[A run of records]
* Start *

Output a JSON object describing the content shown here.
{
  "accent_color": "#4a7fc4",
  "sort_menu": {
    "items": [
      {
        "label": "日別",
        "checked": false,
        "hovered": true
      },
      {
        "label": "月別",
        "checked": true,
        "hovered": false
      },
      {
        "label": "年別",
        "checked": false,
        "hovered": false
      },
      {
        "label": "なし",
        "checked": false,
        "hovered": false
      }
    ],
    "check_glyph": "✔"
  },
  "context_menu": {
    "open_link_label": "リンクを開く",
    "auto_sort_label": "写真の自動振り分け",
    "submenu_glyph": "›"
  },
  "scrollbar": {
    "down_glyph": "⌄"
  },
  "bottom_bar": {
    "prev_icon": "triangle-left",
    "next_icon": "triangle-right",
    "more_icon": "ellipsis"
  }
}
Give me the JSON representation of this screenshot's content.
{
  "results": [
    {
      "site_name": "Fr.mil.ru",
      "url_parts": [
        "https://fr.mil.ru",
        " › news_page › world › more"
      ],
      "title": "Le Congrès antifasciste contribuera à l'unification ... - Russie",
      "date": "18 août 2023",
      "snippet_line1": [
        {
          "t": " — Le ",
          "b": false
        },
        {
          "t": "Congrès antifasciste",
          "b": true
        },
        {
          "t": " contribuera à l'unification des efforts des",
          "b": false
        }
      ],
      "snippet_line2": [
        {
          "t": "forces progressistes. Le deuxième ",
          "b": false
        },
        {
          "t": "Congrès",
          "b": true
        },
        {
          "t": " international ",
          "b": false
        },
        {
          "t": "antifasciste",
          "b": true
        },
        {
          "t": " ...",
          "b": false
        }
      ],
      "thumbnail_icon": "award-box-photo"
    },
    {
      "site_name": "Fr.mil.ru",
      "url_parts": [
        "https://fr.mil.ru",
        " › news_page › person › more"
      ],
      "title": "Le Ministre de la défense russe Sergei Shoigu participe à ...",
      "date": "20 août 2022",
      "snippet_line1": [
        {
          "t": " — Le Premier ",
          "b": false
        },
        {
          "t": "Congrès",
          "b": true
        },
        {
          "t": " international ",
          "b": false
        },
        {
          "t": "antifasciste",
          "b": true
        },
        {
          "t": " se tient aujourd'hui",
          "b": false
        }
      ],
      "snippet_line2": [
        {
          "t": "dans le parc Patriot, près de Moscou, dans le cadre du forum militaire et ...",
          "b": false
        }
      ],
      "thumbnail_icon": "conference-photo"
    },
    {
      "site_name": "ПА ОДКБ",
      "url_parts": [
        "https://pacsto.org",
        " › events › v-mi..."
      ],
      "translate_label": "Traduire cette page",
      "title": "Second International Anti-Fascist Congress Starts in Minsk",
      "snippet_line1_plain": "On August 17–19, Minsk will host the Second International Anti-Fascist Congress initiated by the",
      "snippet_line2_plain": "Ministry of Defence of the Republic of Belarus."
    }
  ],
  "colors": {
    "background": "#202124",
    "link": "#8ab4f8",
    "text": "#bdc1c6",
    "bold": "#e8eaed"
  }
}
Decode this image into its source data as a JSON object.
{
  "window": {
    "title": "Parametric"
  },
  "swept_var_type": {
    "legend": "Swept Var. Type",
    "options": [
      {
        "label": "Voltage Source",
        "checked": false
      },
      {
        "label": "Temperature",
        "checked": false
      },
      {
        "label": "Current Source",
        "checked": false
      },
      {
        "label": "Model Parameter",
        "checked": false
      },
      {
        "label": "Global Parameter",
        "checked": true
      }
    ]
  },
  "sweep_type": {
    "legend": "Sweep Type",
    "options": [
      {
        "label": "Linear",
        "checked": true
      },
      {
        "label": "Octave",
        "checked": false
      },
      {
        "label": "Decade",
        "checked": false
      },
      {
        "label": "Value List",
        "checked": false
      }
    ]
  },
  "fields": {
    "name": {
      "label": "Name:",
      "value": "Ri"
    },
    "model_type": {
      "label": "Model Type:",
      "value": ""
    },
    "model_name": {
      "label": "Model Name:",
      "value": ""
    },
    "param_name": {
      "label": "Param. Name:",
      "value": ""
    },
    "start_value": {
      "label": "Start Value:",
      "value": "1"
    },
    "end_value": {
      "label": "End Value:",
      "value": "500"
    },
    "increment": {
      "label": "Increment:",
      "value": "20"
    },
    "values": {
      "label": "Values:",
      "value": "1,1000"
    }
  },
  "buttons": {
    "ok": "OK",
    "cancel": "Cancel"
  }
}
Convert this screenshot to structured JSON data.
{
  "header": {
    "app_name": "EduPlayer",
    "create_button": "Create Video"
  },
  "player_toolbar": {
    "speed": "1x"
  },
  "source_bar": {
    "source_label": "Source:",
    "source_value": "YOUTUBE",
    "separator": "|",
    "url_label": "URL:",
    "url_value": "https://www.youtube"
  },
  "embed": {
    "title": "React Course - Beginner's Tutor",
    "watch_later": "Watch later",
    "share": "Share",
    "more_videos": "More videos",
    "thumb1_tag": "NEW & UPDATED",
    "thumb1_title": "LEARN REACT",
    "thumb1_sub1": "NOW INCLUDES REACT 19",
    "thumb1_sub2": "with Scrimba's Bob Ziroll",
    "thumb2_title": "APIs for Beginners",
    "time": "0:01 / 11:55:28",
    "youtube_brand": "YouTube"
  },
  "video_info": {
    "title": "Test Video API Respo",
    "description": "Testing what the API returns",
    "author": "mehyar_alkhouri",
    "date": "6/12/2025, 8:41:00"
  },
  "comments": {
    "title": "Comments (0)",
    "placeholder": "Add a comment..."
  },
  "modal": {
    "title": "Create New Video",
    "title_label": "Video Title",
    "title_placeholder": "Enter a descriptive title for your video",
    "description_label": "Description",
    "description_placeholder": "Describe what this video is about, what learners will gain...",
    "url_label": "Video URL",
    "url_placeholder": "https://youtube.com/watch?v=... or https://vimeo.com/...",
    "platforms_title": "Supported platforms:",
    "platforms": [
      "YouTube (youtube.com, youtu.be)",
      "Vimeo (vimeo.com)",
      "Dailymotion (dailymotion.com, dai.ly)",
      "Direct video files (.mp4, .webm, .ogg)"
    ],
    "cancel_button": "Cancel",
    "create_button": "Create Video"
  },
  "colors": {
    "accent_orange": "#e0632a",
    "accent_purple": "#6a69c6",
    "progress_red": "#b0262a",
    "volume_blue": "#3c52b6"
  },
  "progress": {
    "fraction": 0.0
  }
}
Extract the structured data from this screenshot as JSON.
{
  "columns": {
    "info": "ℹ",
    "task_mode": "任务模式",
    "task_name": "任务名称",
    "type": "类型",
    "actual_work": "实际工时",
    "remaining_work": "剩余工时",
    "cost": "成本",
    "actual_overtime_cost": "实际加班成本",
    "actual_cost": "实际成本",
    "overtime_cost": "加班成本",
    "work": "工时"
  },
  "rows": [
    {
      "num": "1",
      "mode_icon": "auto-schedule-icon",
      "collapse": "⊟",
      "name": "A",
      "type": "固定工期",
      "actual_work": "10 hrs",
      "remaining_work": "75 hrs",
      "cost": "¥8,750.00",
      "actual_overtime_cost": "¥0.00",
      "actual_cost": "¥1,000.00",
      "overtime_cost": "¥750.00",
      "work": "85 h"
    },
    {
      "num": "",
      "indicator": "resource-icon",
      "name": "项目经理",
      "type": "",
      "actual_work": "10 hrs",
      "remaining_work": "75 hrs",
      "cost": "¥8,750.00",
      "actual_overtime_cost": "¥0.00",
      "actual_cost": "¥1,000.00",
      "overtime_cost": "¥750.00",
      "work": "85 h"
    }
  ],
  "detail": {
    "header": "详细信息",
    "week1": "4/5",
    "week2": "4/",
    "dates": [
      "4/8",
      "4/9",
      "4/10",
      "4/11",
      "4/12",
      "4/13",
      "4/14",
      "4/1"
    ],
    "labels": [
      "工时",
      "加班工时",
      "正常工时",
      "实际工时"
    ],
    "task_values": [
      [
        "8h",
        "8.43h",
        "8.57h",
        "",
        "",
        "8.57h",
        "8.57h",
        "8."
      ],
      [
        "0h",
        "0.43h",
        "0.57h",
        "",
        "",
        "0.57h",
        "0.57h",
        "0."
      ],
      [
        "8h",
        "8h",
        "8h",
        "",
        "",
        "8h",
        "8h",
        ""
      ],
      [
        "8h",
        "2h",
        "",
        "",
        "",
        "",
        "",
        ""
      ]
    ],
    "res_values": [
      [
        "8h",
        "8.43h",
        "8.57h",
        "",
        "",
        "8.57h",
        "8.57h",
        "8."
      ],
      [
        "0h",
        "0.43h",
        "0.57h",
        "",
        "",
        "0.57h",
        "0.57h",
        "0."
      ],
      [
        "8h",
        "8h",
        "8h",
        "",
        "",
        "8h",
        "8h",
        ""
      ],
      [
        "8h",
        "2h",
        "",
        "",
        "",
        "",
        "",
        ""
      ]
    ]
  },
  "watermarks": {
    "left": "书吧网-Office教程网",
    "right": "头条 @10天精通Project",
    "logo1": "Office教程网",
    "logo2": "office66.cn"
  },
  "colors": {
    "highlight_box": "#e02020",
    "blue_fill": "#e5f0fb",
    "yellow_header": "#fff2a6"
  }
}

* End *

> **Task prompt**:
Read through the entries and copy each line in which "unification" appears.

> **Answer to the problem**:
      "title": "Le Congrès antifasciste contribuera à l'unification ... - Russie",
          "t": " contribuera à l'unification des efforts des",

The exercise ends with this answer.